** START OF Data provided **

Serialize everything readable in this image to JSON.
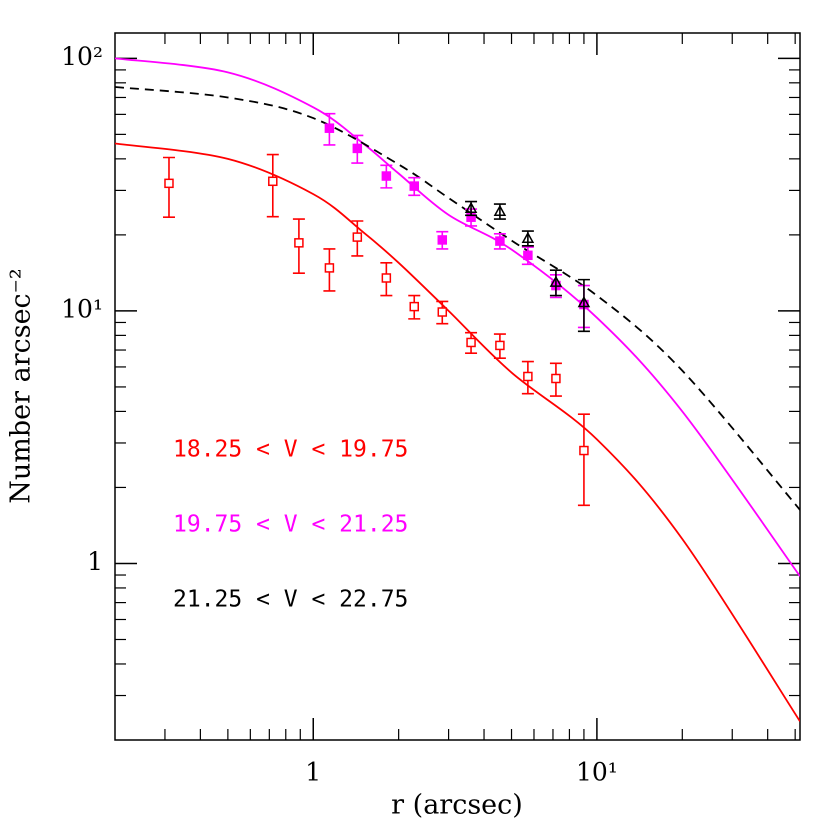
{
  "chart_data": {
    "type": "scatter",
    "xlabel": "r (arcsec)",
    "ylabel": "Number arcsec⁻²",
    "xscale": "log",
    "yscale": "log",
    "xlim": [
      0.2,
      52
    ],
    "ylim": [
      0.2,
      126
    ],
    "xticks": [
      1,
      {
        "value": 10,
        "label": "10¹"
      }
    ],
    "yticks": [
      1,
      {
        "value": 10,
        "label": "10¹"
      },
      {
        "value": 100,
        "label": "10²"
      }
    ],
    "xminorticks": [
      0.3,
      0.4,
      0.5,
      0.6,
      0.7,
      0.8,
      0.9,
      2,
      3,
      4,
      5,
      6,
      7,
      8,
      9,
      20,
      30,
      40,
      50
    ],
    "yminorticks": [
      0.3,
      0.4,
      0.5,
      0.6,
      0.7,
      0.8,
      0.9,
      2,
      3,
      4,
      5,
      6,
      7,
      8,
      9,
      20,
      30,
      40,
      50,
      60,
      70,
      80,
      90
    ],
    "series": [
      {
        "name": "18.25 < V < 19.75",
        "color": "#ff0000",
        "marker": "square-open",
        "x": [
          0.31,
          0.72,
          0.89,
          1.14,
          1.43,
          1.81,
          2.27,
          2.85,
          3.6,
          4.55,
          5.71,
          7.17,
          9.0
        ],
        "values": [
          32,
          32.6,
          18.6,
          14.8,
          19.6,
          13.5,
          10.4,
          9.9,
          7.5,
          7.3,
          5.5,
          5.4,
          2.8
        ],
        "errors": [
          8.5,
          9,
          4.5,
          2.8,
          3.1,
          2,
          1.1,
          1,
          0.7,
          0.8,
          0.8,
          0.8,
          1.1
        ]
      },
      {
        "name": "19.75 < V < 21.25",
        "color": "#ff00ff",
        "marker": "square",
        "x": [
          1.14,
          1.43,
          1.81,
          2.27,
          2.85,
          3.6,
          4.55,
          5.71,
          7.17,
          9.0
        ],
        "values": [
          52.9,
          44,
          34.2,
          31.2,
          19.1,
          23.5,
          18.9,
          16.6,
          12.6,
          10.6
        ],
        "errors": [
          7.5,
          5.5,
          3.5,
          2.5,
          1.5,
          1.8,
          1.3,
          1.3,
          1.3,
          2
        ]
      },
      {
        "name": "21.25 < V < 22.75",
        "color": "#000000",
        "marker": "triangle-open",
        "x": [
          3.6,
          4.55,
          5.71,
          7.17,
          9.0
        ],
        "values": [
          25.5,
          24.8,
          19.4,
          13,
          10.8
        ],
        "errors": [
          1.6,
          1.7,
          1.3,
          1.5,
          2.5
        ]
      }
    ],
    "curves": [
      {
        "color": "#ff0000",
        "dashed": false,
        "x": [
          0.2,
          0.5,
          1,
          1.5,
          2,
          3,
          5,
          10,
          20,
          52
        ],
        "values": [
          46,
          40,
          29,
          20.5,
          15.5,
          10,
          5.7,
          3.1,
          1.25,
          0.237
        ]
      },
      {
        "color": "#ff00ff",
        "dashed": false,
        "x": [
          0.2,
          0.5,
          1,
          1.5,
          2,
          3,
          5,
          10,
          20,
          52
        ],
        "values": [
          100,
          88,
          64,
          46,
          35,
          24,
          17.5,
          9.4,
          4,
          0.89
        ]
      },
      {
        "color": "#000000",
        "dashed": true,
        "x": [
          0.2,
          0.5,
          1,
          2,
          3,
          5,
          10,
          20,
          52
        ],
        "values": [
          77,
          70,
          58,
          38,
          28,
          19,
          11.5,
          5.8,
          1.63
        ]
      }
    ]
  }
}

** END OF Data provided **

● **What to produce**
Using the listing above, show each line holding the string "marker".

● **Solution for this exercise**
        "marker": "square-open",
        "marker": "square",
        "marker": "triangle-open",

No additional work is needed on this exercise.